Stated task> Render every entry verbatim.

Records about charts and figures
__________

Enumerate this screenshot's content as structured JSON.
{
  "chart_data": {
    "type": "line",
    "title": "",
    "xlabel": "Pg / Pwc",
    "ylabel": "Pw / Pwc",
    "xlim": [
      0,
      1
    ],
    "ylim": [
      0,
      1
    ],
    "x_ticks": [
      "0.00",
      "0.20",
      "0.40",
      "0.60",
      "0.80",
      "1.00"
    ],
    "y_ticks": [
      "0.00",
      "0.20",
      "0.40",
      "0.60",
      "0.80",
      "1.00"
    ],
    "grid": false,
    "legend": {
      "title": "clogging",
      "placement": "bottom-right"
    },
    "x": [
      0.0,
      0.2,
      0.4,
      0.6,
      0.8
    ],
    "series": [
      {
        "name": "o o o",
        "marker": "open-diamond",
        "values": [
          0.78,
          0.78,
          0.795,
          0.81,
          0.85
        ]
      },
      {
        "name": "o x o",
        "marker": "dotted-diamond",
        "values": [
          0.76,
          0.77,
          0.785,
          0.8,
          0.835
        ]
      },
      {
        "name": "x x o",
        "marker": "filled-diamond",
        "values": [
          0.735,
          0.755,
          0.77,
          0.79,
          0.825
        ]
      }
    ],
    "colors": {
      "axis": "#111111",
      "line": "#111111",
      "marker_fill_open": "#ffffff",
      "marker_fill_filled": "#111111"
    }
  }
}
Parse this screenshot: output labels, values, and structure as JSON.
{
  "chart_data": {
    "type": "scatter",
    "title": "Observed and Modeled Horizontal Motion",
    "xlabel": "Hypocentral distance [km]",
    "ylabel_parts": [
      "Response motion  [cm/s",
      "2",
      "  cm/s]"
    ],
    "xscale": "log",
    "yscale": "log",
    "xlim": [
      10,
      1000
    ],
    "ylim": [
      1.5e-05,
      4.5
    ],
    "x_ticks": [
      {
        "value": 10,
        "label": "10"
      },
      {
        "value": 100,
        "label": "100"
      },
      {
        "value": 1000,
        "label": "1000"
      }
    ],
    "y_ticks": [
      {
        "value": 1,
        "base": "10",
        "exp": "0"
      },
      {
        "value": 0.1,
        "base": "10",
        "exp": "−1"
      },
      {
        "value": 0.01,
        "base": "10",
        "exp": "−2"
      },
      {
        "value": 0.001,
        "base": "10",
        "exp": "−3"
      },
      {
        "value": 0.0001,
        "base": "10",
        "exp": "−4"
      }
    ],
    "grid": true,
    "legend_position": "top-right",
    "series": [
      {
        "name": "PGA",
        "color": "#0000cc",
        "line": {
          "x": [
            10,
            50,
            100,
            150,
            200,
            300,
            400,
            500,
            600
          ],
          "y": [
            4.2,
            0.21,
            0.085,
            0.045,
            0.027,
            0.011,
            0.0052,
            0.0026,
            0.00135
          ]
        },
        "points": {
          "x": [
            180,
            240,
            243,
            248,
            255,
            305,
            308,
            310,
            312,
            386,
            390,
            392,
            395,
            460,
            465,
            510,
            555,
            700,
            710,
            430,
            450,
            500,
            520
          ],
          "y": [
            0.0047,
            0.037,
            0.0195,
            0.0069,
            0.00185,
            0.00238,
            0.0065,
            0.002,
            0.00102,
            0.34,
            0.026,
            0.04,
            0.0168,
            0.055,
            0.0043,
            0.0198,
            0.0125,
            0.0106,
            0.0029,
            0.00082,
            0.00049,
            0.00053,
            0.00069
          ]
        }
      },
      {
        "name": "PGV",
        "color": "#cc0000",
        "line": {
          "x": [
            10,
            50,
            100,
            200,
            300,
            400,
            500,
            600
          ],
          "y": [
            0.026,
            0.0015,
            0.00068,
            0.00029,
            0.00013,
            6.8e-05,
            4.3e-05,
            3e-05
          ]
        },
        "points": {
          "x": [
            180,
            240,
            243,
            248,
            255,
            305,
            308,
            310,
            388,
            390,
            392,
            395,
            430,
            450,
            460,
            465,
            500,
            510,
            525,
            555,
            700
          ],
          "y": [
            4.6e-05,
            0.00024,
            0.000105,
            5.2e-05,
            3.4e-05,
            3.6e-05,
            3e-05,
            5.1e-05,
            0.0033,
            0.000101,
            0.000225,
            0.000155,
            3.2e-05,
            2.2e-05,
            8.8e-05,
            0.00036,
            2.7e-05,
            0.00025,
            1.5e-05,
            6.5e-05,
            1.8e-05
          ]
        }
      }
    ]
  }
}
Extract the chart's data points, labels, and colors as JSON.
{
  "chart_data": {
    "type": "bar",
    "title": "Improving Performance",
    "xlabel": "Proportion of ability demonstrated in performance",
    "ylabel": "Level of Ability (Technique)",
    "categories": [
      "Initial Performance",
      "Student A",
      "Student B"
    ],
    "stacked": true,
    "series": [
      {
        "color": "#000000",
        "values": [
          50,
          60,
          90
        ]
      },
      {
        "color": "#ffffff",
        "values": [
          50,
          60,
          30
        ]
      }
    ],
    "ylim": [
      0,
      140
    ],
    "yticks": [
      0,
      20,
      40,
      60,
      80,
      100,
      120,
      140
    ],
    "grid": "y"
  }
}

__________

Solution for this exercise>
Enumerate this screenshot's content as structured JSON.
{
  "chart_data": {
    "type": "line",
    "title": "",
    "xlabel": "Pg / Pwc",
    "ylabel": "Pw / Pwc",
    "xlim": [
      0,
      1
    ],
    "ylim": [
      0,
      1
    ],
    "x_ticks": [
      "0.00",
      "0.20",
      "0.40",
      "0.60",
      "0.80",
      "1.00"
    ],
    "y_ticks": [
      "0.00",
      "0.20",
      "0.40",
      "0.60",
      "0.80",
      "1.00"
    ],
    "grid": false,
    "legend": {
      "title": "clogging",
      "placement": "bottom-right"
    },
    "x": [
      0.0,
      0.2,
      0.4,
      0.6,
      0.8
    ],
    "series": [
      {
        "name": "o o o",
        "marker": "open-diamond",
        "values": [
          0.78,
          0.78,
          0.795,
          0.81,
          0.85
        ]
      },
      {
        "name": "o x o",
        "marker": "dotted-diamond",
        "values": [
          0.76,
          0.77,
          0.785,
          0.8,
          0.835
        ]
      },
      {
        "name": "x x o",
        "marker": "filled-diamond",
        "values": [
          0.735,
          0.755,
          0.77,
          0.79,
          0.825
        ]
      }
    ],
    "colors": {
      "axis": "#111111",
      "line": "#111111",
      "marker_fill_open": "#ffffff",
      "marker_fill_filled": "#111111"
    }
  }
}
Parse this screenshot: output labels, values, and structure as JSON.
{
  "chart_data": {
    "type": "scatter",
    "title": "Observed and Modeled Horizontal Motion",
    "xlabel": "Hypocentral distance [km]",
    "ylabel_parts": [
      "Response motion  [cm/s",
      "2",
      "  cm/s]"
    ],
    "xscale": "log",
    "yscale": "log",
    "xlim": [
      10,
      1000
    ],
    "ylim": [
      1.5e-05,
      4.5
    ],
    "x_ticks": [
      {
        "value": 10,
        "label": "10"
      },
      {
        "value": 100,
        "label": "100"
      },
      {
        "value": 1000,
        "label": "1000"
      }
    ],
    "y_ticks": [
      {
        "value": 1,
        "base": "10",
        "exp": "0"
      },
      {
        "value": 0.1,
        "base": "10",
        "exp": "−1"
      },
      {
        "value": 0.01,
        "base": "10",
        "exp": "−2"
      },
      {
        "value": 0.001,
        "base": "10",
        "exp": "−3"
      },
      {
        "value": 0.0001,
        "base": "10",
        "exp": "−4"
      }
    ],
    "grid": true,
    "legend_position": "top-right",
    "series": [
      {
        "name": "PGA",
        "color": "#0000cc",
        "line": {
          "x": [
            10,
            50,
            100,
            150,
            200,
            300,
            400,
            500,
            600
          ],
          "y": [
            4.2,
            0.21,
            0.085,
            0.045,
            0.027,
            0.011,
            0.0052,
            0.0026,
            0.00135
          ]
        },
        "points": {
          "x": [
            180,
            240,
            243,
            248,
            255,
            305,
            308,
            310,
            312,
            386,
            390,
            392,
            395,
            460,
            465,
            510,
            555,
            700,
            710,
            430,
            450,
            500,
            520
          ],
          "y": [
            0.0047,
            0.037,
            0.0195,
            0.0069,
            0.00185,
            0.00238,
            0.0065,
            0.002,
            0.00102,
            0.34,
            0.026,
            0.04,
            0.0168,
            0.055,
            0.0043,
            0.0198,
            0.0125,
            0.0106,
            0.0029,
            0.00082,
            0.00049,
            0.00053,
            0.00069
          ]
        }
      },
      {
        "name": "PGV",
        "color": "#cc0000",
        "line": {
          "x": [
            10,
            50,
            100,
            200,
            300,
            400,
            500,
            600
          ],
          "y": [
            0.026,
            0.0015,
            0.00068,
            0.00029,
            0.00013,
            6.8e-05,
            4.3e-05,
            3e-05
          ]
        },
        "points": {
          "x": [
            180,
            240,
            243,
            248,
            255,
            305,
            308,
            310,
            388,
            390,
            392,
            395,
            430,
            450,
            460,
            465,
            500,
            510,
            525,
            555,
            700
          ],
          "y": [
            4.6e-05,
            0.00024,
            0.000105,
            5.2e-05,
            3.4e-05,
            3.6e-05,
            3e-05,
            5.1e-05,
            0.0033,
            0.000101,
            0.000225,
            0.000155,
            3.2e-05,
            2.2e-05,
            8.8e-05,
            0.00036,
            2.7e-05,
            0.00025,
            1.5e-05,
            6.5e-05,
            1.8e-05
          ]
        }
      }
    ]
  }
}
Extract the chart's data points, labels, and colors as JSON.
{
  "chart_data": {
    "type": "bar",
    "title": "Improving Performance",
    "xlabel": "Proportion of ability demonstrated in performance",
    "ylabel": "Level of Ability (Technique)",
    "categories": [
      "Initial Performance",
      "Student A",
      "Student B"
    ],
    "stacked": true,
    "series": [
      {
        "color": "#000000",
        "values": [
          50,
          60,
          90
        ]
      },
      {
        "color": "#ffffff",
        "values": [
          50,
          60,
          30
        ]
      }
    ],
    "ylim": [
      0,
      140
    ],
    "yticks": [
      0,
      20,
      40,
      60,
      80,
      100,
      120,
      140
    ],
    "grid": "y"
  }
}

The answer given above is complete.